[Objective]
All of the material below is to be restated word for word, apart from the pictures.

[Input material]
-- START --

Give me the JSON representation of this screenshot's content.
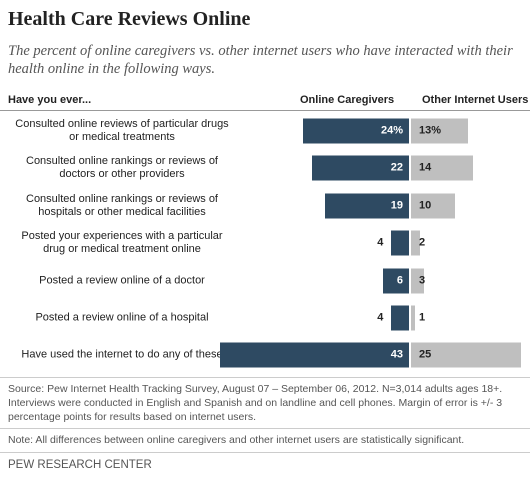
{
  "chart_data": {
    "type": "diverging-bar",
    "title": "Health Care Reviews Online",
    "subtitle": "The percent of online caregivers vs. other internet users who have interacted with their health online in the following ways.",
    "category_header": "Have you ever...",
    "categories": [
      "Consulted online reviews of particular drugs or medical treatments",
      "Consulted online rankings or reviews of doctors or other providers",
      "Consulted online rankings or reviews of hospitals or other medical facilities",
      "Posted your experiences with a particular drug or medical treatment online",
      "Posted a review online of a doctor",
      "Posted a review online of a hospital",
      "Have used the internet to do any of these"
    ],
    "series": [
      {
        "name": "Online Caregivers",
        "color": "#2e4a62",
        "values": [
          24,
          22,
          19,
          4,
          6,
          4,
          43
        ],
        "value_labels": [
          "24%",
          "22",
          "19",
          "4",
          "6",
          "4",
          "43"
        ]
      },
      {
        "name": "Other Internet Users",
        "color": "#bfbfbf",
        "values": [
          13,
          14,
          10,
          2,
          3,
          1,
          25
        ],
        "value_labels": [
          "13%",
          "14",
          "10",
          "2",
          "3",
          "1",
          "25"
        ]
      }
    ],
    "source": "Source: Pew Internet Health Tracking Survey, August 07 – September 06, 2012. N=3,014 adults ages 18+. Interviews were conducted in English and Spanish and on landline and cell phones.  Margin of error is +/- 3 percentage points for results based on internet users.",
    "note": "Note: All differences between online caregivers and other internet users are statistically significant.",
    "credit": "PEW RESEARCH CENTER"
  }
}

-- END --

[Written answer]
Give me the JSON representation of this screenshot's content.
{
  "chart_data": {
    "type": "diverging-bar",
    "title": "Health Care Reviews Online",
    "subtitle": "The percent of online caregivers vs. other internet users who have interacted with their health online in the following ways.",
    "category_header": "Have you ever...",
    "categories": [
      "Consulted online reviews of particular drugs or medical treatments",
      "Consulted online rankings or reviews of doctors or other providers",
      "Consulted online rankings or reviews of hospitals or other medical facilities",
      "Posted your experiences with a particular drug or medical treatment online",
      "Posted a review online of a doctor",
      "Posted a review online of a hospital",
      "Have used the internet to do any of these"
    ],
    "series": [
      {
        "name": "Online Caregivers",
        "color": "#2e4a62",
        "values": [
          24,
          22,
          19,
          4,
          6,
          4,
          43
        ],
        "value_labels": [
          "24%",
          "22",
          "19",
          "4",
          "6",
          "4",
          "43"
        ]
      },
      {
        "name": "Other Internet Users",
        "color": "#bfbfbf",
        "values": [
          13,
          14,
          10,
          2,
          3,
          1,
          25
        ],
        "value_labels": [
          "13%",
          "14",
          "10",
          "2",
          "3",
          "1",
          "25"
        ]
      }
    ],
    "source": "Source: Pew Internet Health Tracking Survey, August 07 – September 06, 2012. N=3,014 adults ages 18+. Interviews were conducted in English and Spanish and on landline and cell phones.  Margin of error is +/- 3 percentage points for results based on internet users.",
    "note": "Note: All differences between online caregivers and other internet users are statistically significant.",
    "credit": "PEW RESEARCH CENTER"
  }
}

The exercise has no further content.